### Set exercise:
Images must not appear in your copy; reproduce every other part of the records exactly.

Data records
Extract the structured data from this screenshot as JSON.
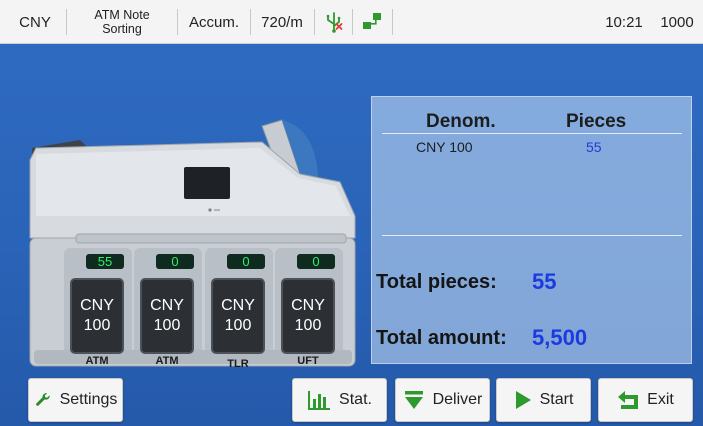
{
  "status_bar": {
    "currency": "CNY",
    "mode_line1": "ATM Note",
    "mode_line2": "Sorting",
    "count_mode": "Accum.",
    "speed": "720/m",
    "time": "10:21",
    "batch": "1000"
  },
  "machine": {
    "bins": [
      {
        "index": "01",
        "count": "55",
        "currency": "CNY",
        "denom": "100",
        "label": "ATM"
      },
      {
        "index": "02",
        "count": "0",
        "currency": "CNY",
        "denom": "100",
        "label": "ATM"
      },
      {
        "index": "03",
        "count": "0",
        "currency": "CNY",
        "denom": "100",
        "label": "TLR"
      },
      {
        "index": "04",
        "count": "0",
        "currency": "CNY",
        "denom": "100",
        "label": "UFT"
      }
    ]
  },
  "stats": {
    "col_denom": "Denom.",
    "col_pieces": "Pieces",
    "rows": [
      {
        "denom": "CNY 100",
        "pieces": "55"
      }
    ],
    "total_pieces_label": "Total pieces:",
    "total_pieces": "55",
    "total_amount_label": "Total amount:",
    "total_amount": "5,500"
  },
  "buttons": {
    "settings": "Settings",
    "stat": "Stat.",
    "deliver": "Deliver",
    "start": "Start",
    "exit": "Exit"
  },
  "colors": {
    "background": "#2a64b8",
    "count_green": "#2df06a",
    "value_blue": "#1c3ae0",
    "icon_green": "#2e9a2e"
  }
}
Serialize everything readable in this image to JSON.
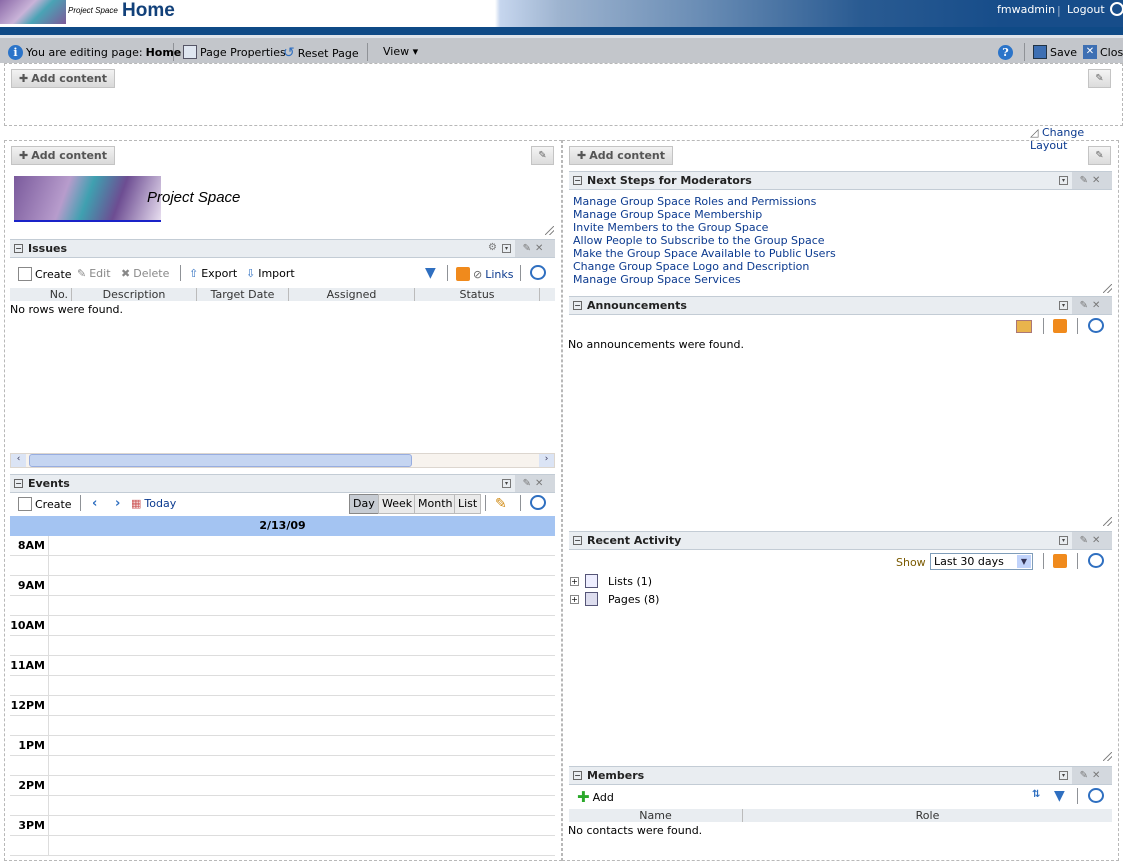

### Answer to the task:
Extract the structured data from this screenshot as JSON.
{
  "status_bar": {
    "currency": "CNY",
    "mode_line1": "ATM Note",
    "mode_line2": "Sorting",
    "count_mode": "Accum.",
    "speed": "720/m",
    "time": "10:21",
    "batch": "1000"
  },
  "machine": {
    "bins": [
      {
        "index": "01",
        "count": "55",
        "currency": "CNY",
        "denom": "100",
        "label": "ATM"
      },
      {
        "index": "02",
        "count": "0",
        "currency": "CNY",
        "denom": "100",
        "label": "ATM"
      },
      {
        "index": "03",
        "count": "0",
        "currency": "CNY",
        "denom": "100",
        "label": "TLR"
      },
      {
        "index": "04",
        "count": "0",
        "currency": "CNY",
        "denom": "100",
        "label": "UFT"
      }
    ]
  },
  "stats": {
    "col_denom": "Denom.",
    "col_pieces": "Pieces",
    "rows": [
      {
        "denom": "CNY 100",
        "pieces": "55"
      }
    ],
    "total_pieces_label": "Total pieces:",
    "total_pieces": "55",
    "total_amount_label": "Total amount:",
    "total_amount": "5,500"
  },
  "buttons": {
    "settings": "Settings",
    "stat": "Stat.",
    "deliver": "Deliver",
    "start": "Start",
    "exit": "Exit"
  },
  "colors": {
    "background": "#2a64b8",
    "count_green": "#2df06a",
    "value_blue": "#1c3ae0",
    "icon_green": "#2e9a2e"
  }
}
Serialize everything readable in this image to JSON.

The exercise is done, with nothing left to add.